Input data —
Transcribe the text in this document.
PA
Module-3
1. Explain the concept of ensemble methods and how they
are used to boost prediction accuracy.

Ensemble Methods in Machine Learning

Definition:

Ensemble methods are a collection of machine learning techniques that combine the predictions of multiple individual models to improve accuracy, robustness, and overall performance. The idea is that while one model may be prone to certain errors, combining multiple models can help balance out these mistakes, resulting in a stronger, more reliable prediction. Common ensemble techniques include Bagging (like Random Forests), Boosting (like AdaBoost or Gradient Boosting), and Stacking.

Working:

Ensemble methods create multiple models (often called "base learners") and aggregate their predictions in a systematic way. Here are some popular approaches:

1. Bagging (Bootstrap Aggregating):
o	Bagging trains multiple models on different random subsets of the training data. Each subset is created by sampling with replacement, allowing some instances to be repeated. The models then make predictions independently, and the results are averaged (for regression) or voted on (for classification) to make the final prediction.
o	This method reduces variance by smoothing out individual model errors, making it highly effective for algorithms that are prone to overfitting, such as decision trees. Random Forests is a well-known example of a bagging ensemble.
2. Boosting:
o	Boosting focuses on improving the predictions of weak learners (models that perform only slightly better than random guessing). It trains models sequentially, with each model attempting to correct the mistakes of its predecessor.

Exercise prompt —
Repeat each record exactly, leaving nothing out.

Answer to the exercise —
Transcribe the text in this document.
PA
Module-3
1. Explain the concept of ensemble methods and how they
are used to boost prediction accuracy.

Ensemble Methods in Machine Learning

Definition:

Ensemble methods are a collection of machine learning techniques that combine the predictions of multiple individual models to improve accuracy, robustness, and overall performance. The idea is that while one model may be prone to certain errors, combining multiple models can help balance out these mistakes, resulting in a stronger, more reliable prediction. Common ensemble techniques include Bagging (like Random Forests), Boosting (like AdaBoost or Gradient Boosting), and Stacking.

Working:

Ensemble methods create multiple models (often called "base learners") and aggregate their predictions in a systematic way. Here are some popular approaches:

1. Bagging (Bootstrap Aggregating):
o	Bagging trains multiple models on different random subsets of the training data. Each subset is created by sampling with replacement, allowing some instances to be repeated. The models then make predictions independently, and the results are averaged (for regression) or voted on (for classification) to make the final prediction.
o	This method reduces variance by smoothing out individual model errors, making it highly effective for algorithms that are prone to overfitting, such as decision trees. Random Forests is a well-known example of a bagging ensemble.
2. Boosting:
o	Boosting focuses on improving the predictions of weak learners (models that perform only slightly better than random guessing). It trains models sequentially, with each model attempting to correct the mistakes of its predecessor.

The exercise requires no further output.